_GIVEN PROBLEM_.
Write out all of the lines below, exactly and completely.

── DATA PROVIDED

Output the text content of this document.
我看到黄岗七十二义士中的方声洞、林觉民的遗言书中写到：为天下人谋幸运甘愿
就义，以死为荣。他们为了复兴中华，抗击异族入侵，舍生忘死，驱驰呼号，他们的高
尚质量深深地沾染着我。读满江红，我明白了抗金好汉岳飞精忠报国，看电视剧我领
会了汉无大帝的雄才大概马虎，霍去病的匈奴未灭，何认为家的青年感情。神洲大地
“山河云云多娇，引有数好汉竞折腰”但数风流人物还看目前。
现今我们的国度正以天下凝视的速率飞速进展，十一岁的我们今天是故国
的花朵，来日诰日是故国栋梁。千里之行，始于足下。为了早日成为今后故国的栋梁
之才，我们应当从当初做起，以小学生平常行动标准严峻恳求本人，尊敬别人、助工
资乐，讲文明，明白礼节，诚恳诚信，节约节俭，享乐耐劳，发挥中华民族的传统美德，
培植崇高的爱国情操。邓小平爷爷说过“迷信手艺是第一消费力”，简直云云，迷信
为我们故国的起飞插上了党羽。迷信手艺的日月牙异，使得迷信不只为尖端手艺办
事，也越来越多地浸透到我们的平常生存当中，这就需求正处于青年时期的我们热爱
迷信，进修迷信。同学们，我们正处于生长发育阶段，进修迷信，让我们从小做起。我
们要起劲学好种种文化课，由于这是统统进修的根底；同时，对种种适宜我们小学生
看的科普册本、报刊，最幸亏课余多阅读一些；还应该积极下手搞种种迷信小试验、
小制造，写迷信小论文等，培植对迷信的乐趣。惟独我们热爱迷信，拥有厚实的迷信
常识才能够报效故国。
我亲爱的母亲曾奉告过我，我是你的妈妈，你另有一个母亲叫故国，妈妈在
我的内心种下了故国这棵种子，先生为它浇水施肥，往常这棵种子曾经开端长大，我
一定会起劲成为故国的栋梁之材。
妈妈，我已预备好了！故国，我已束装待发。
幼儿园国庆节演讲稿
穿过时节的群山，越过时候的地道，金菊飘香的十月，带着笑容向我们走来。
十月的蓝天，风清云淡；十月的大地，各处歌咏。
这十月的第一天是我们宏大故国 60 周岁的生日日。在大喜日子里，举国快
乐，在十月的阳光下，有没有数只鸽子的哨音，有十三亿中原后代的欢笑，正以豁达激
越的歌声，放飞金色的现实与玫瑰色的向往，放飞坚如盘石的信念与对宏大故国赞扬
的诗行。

────

_ANSWER TO THE PROBLEM_.
Output the text content of this document.
我看到黄岗七十二义士中的方声洞、林觉民的遗言书中写到：为天下人谋幸运甘愿
就义，以死为荣。他们为了复兴中华，抗击异族入侵，舍生忘死，驱驰呼号，他们的高
尚质量深深地沾染着我。读满江红，我明白了抗金好汉岳飞精忠报国，看电视剧我领
会了汉无大帝的雄才大概马虎，霍去病的匈奴未灭，何认为家的青年感情。神洲大地
“山河云云多娇，引有数好汉竞折腰”但数风流人物还看目前。
现今我们的国度正以天下凝视的速率飞速进展，十一岁的我们今天是故国
的花朵，来日诰日是故国栋梁。千里之行，始于足下。为了早日成为今后故国的栋梁
之才，我们应当从当初做起，以小学生平常行动标准严峻恳求本人，尊敬别人、助工
资乐，讲文明，明白礼节，诚恳诚信，节约节俭，享乐耐劳，发挥中华民族的传统美德，
培植崇高的爱国情操。邓小平爷爷说过“迷信手艺是第一消费力”，简直云云，迷信
为我们故国的起飞插上了党羽。迷信手艺的日月牙异，使得迷信不只为尖端手艺办
事，也越来越多地浸透到我们的平常生存当中，这就需求正处于青年时期的我们热爱
迷信，进修迷信。同学们，我们正处于生长发育阶段，进修迷信，让我们从小做起。我
们要起劲学好种种文化课，由于这是统统进修的根底；同时，对种种适宜我们小学生
看的科普册本、报刊，最幸亏课余多阅读一些；还应该积极下手搞种种迷信小试验、
小制造，写迷信小论文等，培植对迷信的乐趣。惟独我们热爱迷信，拥有厚实的迷信
常识才能够报效故国。
我亲爱的母亲曾奉告过我，我是你的妈妈，你另有一个母亲叫故国，妈妈在
我的内心种下了故国这棵种子，先生为它浇水施肥，往常这棵种子曾经开端长大，我
一定会起劲成为故国的栋梁之材。
妈妈，我已预备好了！故国，我已束装待发。
幼儿园国庆节演讲稿
穿过时节的群山，越过时候的地道，金菊飘香的十月，带着笑容向我们走来。
十月的蓝天，风清云淡；十月的大地，各处歌咏。
这十月的第一天是我们宏大故国 60 周岁的生日日。在大喜日子里，举国快
乐，在十月的阳光下，有没有数只鸽子的哨音，有十三亿中原后代的欢笑，正以豁达激
越的歌声，放飞金色的现实与玫瑰色的向往，放飞坚如盘石的信念与对宏大故国赞扬
的诗行。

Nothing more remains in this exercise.